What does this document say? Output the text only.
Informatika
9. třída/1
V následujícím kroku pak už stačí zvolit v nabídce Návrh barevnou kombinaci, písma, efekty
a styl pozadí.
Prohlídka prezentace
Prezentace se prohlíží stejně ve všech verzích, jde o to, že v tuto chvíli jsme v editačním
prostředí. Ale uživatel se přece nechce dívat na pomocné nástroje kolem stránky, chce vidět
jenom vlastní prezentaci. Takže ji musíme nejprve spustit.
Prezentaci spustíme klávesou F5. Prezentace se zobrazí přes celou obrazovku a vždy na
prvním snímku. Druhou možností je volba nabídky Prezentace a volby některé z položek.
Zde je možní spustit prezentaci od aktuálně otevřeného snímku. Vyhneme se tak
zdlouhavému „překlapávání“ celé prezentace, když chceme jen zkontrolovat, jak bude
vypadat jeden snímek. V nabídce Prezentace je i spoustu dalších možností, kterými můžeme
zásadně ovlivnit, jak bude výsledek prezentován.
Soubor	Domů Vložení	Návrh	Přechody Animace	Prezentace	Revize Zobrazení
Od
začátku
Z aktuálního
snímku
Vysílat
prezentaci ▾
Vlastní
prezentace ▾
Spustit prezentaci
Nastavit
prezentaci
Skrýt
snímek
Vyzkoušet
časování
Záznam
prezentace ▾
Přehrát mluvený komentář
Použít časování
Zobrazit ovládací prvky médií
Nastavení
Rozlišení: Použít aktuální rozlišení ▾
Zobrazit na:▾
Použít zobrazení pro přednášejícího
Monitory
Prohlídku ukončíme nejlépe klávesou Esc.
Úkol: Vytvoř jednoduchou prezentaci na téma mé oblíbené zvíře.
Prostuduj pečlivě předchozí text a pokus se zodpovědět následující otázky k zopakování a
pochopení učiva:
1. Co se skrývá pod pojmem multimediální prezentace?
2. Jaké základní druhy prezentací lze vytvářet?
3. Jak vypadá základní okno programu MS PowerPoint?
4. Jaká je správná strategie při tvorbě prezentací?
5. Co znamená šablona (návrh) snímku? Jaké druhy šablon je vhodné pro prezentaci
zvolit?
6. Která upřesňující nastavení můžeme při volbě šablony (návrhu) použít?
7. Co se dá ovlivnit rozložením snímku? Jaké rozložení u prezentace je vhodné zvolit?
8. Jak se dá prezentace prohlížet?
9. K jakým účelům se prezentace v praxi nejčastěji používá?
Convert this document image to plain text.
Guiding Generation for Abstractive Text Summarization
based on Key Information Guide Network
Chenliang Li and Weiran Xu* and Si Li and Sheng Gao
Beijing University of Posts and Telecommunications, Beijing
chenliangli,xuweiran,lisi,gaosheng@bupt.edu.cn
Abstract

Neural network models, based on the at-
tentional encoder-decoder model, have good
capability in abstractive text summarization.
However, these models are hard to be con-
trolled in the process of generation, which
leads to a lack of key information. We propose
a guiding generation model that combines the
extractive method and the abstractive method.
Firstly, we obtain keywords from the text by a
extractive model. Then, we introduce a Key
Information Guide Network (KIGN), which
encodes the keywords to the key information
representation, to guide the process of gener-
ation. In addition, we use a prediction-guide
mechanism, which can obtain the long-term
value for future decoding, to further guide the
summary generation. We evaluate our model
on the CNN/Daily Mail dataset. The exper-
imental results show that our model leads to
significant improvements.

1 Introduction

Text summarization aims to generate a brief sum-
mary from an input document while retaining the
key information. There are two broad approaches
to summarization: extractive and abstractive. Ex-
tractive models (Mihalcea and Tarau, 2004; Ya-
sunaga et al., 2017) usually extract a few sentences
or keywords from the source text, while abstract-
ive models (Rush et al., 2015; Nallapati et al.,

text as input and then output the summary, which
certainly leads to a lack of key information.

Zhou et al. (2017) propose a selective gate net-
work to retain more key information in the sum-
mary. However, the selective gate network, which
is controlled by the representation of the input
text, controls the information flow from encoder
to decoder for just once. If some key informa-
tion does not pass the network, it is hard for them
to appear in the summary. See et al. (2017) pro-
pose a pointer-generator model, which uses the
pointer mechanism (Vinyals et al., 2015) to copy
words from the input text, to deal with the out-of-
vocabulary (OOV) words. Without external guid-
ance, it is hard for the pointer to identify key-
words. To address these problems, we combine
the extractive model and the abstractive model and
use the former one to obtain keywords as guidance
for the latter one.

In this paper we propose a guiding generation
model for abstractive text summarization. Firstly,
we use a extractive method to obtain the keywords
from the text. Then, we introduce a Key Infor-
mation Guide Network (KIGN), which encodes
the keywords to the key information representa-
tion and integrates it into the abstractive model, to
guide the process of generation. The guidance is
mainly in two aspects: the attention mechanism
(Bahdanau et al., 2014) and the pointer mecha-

[What to produce] Transcribe the data above in full, exactly.

[Expected output]
What does this document say? Output the text only.
Informatika
9. třída/1
V následujícím kroku pak už stačí zvolit v nabídce Návrh barevnou kombinaci, písma, efekty
a styl pozadí.
Prohlídka prezentace
Prezentace se prohlíží stejně ve všech verzích, jde o to, že v tuto chvíli jsme v editačním
prostředí. Ale uživatel se přece nechce dívat na pomocné nástroje kolem stránky, chce vidět
jenom vlastní prezentaci. Takže ji musíme nejprve spustit.
Prezentaci spustíme klávesou F5. Prezentace se zobrazí přes celou obrazovku a vždy na
prvním snímku. Druhou možností je volba nabídky Prezentace a volby některé z položek.
Zde je možní spustit prezentaci od aktuálně otevřeného snímku. Vyhneme se tak
zdlouhavému „překlapávání“ celé prezentace, když chceme jen zkontrolovat, jak bude
vypadat jeden snímek. V nabídce Prezentace je i spoustu dalších možností, kterými můžeme
zásadně ovlivnit, jak bude výsledek prezentován.
Soubor	Domů Vložení	Návrh	Přechody Animace	Prezentace	Revize Zobrazení
Od
začátku
Z aktuálního
snímku
Vysílat
prezentaci ▾
Vlastní
prezentace ▾
Spustit prezentaci
Nastavit
prezentaci
Skrýt
snímek
Vyzkoušet
časování
Záznam
prezentace ▾
Přehrát mluvený komentář
Použít časování
Zobrazit ovládací prvky médií
Nastavení
Rozlišení: Použít aktuální rozlišení ▾
Zobrazit na:▾
Použít zobrazení pro přednášejícího
Monitory
Prohlídku ukončíme nejlépe klávesou Esc.
Úkol: Vytvoř jednoduchou prezentaci na téma mé oblíbené zvíře.
Prostuduj pečlivě předchozí text a pokus se zodpovědět následující otázky k zopakování a
pochopení učiva:
1. Co se skrývá pod pojmem multimediální prezentace?
2. Jaké základní druhy prezentací lze vytvářet?
3. Jak vypadá základní okno programu MS PowerPoint?
4. Jaká je správná strategie při tvorbě prezentací?
5. Co znamená šablona (návrh) snímku? Jaké druhy šablon je vhodné pro prezentaci
zvolit?
6. Která upřesňující nastavení můžeme při volbě šablony (návrhu) použít?
7. Co se dá ovlivnit rozložením snímku? Jaké rozložení u prezentace je vhodné zvolit?
8. Jak se dá prezentace prohlížet?
9. K jakým účelům se prezentace v praxi nejčastěji používá?
Convert this document image to plain text.
Guiding Generation for Abstractive Text Summarization
based on Key Information Guide Network
Chenliang Li and Weiran Xu* and Si Li and Sheng Gao
Beijing University of Posts and Telecommunications, Beijing
chenliangli,xuweiran,lisi,gaosheng@bupt.edu.cn
Abstract

Neural network models, based on the at-
tentional encoder-decoder model, have good
capability in abstractive text summarization.
However, these models are hard to be con-
trolled in the process of generation, which
leads to a lack of key information. We propose
a guiding generation model that combines the
extractive method and the abstractive method.
Firstly, we obtain keywords from the text by a
extractive model. Then, we introduce a Key
Information Guide Network (KIGN), which
encodes the keywords to the key information
representation, to guide the process of gener-
ation. In addition, we use a prediction-guide
mechanism, which can obtain the long-term
value for future decoding, to further guide the
summary generation. We evaluate our model
on the CNN/Daily Mail dataset. The exper-
imental results show that our model leads to
significant improvements.

1 Introduction

Text summarization aims to generate a brief sum-
mary from an input document while retaining the
key information. There are two broad approaches
to summarization: extractive and abstractive. Ex-
tractive models (Mihalcea and Tarau, 2004; Ya-
sunaga et al., 2017) usually extract a few sentences
or keywords from the source text, while abstract-
ive models (Rush et al., 2015; Nallapati et al.,

text as input and then output the summary, which
certainly leads to a lack of key information.

Zhou et al. (2017) propose a selective gate net-
work to retain more key information in the sum-
mary. However, the selective gate network, which
is controlled by the representation of the input
text, controls the information flow from encoder
to decoder for just once. If some key informa-
tion does not pass the network, it is hard for them
to appear in the summary. See et al. (2017) pro-
pose a pointer-generator model, which uses the
pointer mechanism (Vinyals et al., 2015) to copy
words from the input text, to deal with the out-of-
vocabulary (OOV) words. Without external guid-
ance, it is hard for the pointer to identify key-
words. To address these problems, we combine
the extractive model and the abstractive model and
use the former one to obtain keywords as guidance
for the latter one.

In this paper we propose a guiding generation
model for abstractive text summarization. Firstly,
we use a extractive method to obtain the keywords
from the text. Then, we introduce a Key Infor-
mation Guide Network (KIGN), which encodes
the keywords to the key information representa-
tion and integrates it into the abstractive model, to
guide the process of generation. The guidance is
mainly in two aspects: the attention mechanism
(Bahdanau et al., 2014) and the pointer mecha-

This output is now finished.